Common Mistakes at Stage 3

  • Promoting top performers into management without training. Your best SDR is not necessarily your best SDR Manager. Your top AE is not necessarily a good VP of Sales. Management is a different skill set. If you promote without investing in management training, you lose a great IC and gain a mediocre manager.
  • Under-investing in RevOps. Companies at this stage often treat RevOps as an afterthought — someone who maintains the CRM and runs reports. RevOps should be a strategic function that designs processes, builds dashboards, and identifies bottlenecks in the revenue machine. Invest accordingly.
  • Growing headcount faster than process. Every new hire you add before the process can absorb them creates drag. If your onboarding takes 90 days but you are hiring two SDRs per month, you will have a bench of half-ramped reps who are consuming management time without producing proportional output.

Stage 4: Scale — The Full GTM Organisation

Company profile: $15M+ ARR. 150+ employees. Multiple product lines, market segments, or geographies. Series C+ or approaching profitability. The company is optimising efficiency as much as growth.

The Org Chart

At Stage 4, the GTM organisation is a fully developed machine with executive leadership, multiple management layers, and deep specialisation.

Executive layer:

  • CRO (Chief Revenue Officer) — owns the entire revenue number across sales, marketing, and customer success. The CRO ensures alignment between all revenue-generating functions and reports directly to the CEO.
  • VP of Sales — manages the sales organisation, including AE teams, sales managers, and potentially a sales engineering function. Reports to the CRO.
  • VP of Marketing — manages the marketing organisation, including demand generation, content, product marketing, brand, and marketing operations. Reports to the CRO.
  • VP of Customer Success — manages the post-sale function, including onboarding, account management, and renewals. Reports to the CRO.

Sales organisation:

  • Sales Managers (2-4) — each managing a team of 5-8 AEs, segmented by deal size, vertical, or geography.
  • AE Team (10-25) — segmented into SMB, mid-market, and enterprise tiers, each with its own sales motion, deal cycle, and quota.
  • SDR Team (8-15) — segmented to align with AE segments. Inbound SDRs handle marketing-qualified leads. Outbound SDRs prospect into target accounts.
  • SDR Manager(s) — one or more SDR Managers, depending on team size. Typically one manager for every 6-8 SDRs.
  • Sales Engineers (2-4) — technical specialists who support complex deals with product demos, proof-of-concept deployments, and technical validation.

Marketing organisation:

  • Demand Generation (2-4) — paid media, webinars, events, and conversion optimisation.
  • Content Marketing (2-3) — blog content, thought leadership, SEO, and organic growth.
  • Product Marketing (1-3) — positioning, messaging, competitive intelligence, launch management, and sales enablement content.
  • Marketing Operations (1-2) — marketing automation, lead scoring, attribution, and data management.

Revenue Operations:

  • RevOps Manager — leads the function and reports to the CRO.
  • Sales Operations Analyst — focused on sales process, pipeline analytics, and forecasting.
  • Marketing Operations Analyst — focused on marketing automation, attribution, and campaign analytics.
  • Systems Administrator — manages the tech stack: CRM, marketing automation, sales engagement platform, BI tools, and integrations.
###
TASKS TO COMPLETE:
a. Copy out the go-to-market guide, starting with "Stage 4: Scale" and going on through "much as growth.".
b. In the go-to-market guide, who does the CRO report to?
c. Turn the paragraph in the go-to-market guide that begins "Company profile: $15M+ ARR" into a short list.
These records were taken from a separate source.

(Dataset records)
###
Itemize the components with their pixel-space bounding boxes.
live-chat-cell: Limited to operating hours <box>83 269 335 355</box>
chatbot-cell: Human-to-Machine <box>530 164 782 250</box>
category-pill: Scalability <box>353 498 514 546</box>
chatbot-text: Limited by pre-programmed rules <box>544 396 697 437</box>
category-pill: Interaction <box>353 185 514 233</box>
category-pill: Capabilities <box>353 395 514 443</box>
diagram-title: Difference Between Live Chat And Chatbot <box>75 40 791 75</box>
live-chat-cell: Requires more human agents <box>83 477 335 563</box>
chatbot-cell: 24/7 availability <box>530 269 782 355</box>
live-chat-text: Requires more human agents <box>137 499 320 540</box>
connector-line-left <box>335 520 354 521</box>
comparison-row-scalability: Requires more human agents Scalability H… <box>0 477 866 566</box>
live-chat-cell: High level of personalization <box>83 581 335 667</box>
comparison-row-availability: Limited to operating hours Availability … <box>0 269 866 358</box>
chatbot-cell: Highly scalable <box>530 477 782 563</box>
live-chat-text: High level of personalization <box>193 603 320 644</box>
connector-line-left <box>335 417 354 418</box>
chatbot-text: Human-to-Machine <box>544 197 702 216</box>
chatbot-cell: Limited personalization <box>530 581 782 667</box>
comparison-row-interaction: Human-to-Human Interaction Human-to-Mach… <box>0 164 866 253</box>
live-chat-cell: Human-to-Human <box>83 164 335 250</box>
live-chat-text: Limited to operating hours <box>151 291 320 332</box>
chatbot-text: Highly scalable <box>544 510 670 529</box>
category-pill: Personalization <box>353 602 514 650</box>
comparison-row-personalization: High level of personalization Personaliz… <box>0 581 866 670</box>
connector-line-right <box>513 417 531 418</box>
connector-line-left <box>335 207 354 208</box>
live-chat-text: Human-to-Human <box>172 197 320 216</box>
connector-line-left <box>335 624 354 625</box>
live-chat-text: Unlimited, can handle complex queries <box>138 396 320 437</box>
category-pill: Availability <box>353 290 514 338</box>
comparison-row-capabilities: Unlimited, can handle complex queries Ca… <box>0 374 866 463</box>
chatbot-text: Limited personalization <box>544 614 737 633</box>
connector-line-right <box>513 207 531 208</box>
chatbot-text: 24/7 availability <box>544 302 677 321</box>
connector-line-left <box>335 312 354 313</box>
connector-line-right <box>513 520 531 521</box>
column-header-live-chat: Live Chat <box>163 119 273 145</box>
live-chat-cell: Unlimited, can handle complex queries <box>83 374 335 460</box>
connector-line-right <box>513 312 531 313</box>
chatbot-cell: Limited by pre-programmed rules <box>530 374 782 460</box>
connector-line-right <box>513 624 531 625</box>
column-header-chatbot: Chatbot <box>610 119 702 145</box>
###
ANSWERS IN ORDER:
a.
Stage 4: Scale — The Full GTM Organisation

Company profile: $15M+ ARR. 150+ employees. Multiple product lines, market segments, or geographies. Series C+ or approaching profitability. The company is optimising efficiency as much as growth.

b. The CRO reports directly to the CEO.

c.
- $15M+ ARR
- 150+ employees
- Multiple product lines, market segments, or geographies
- Series C+ or approaching profitability
- Optimizing efficiency as much as growth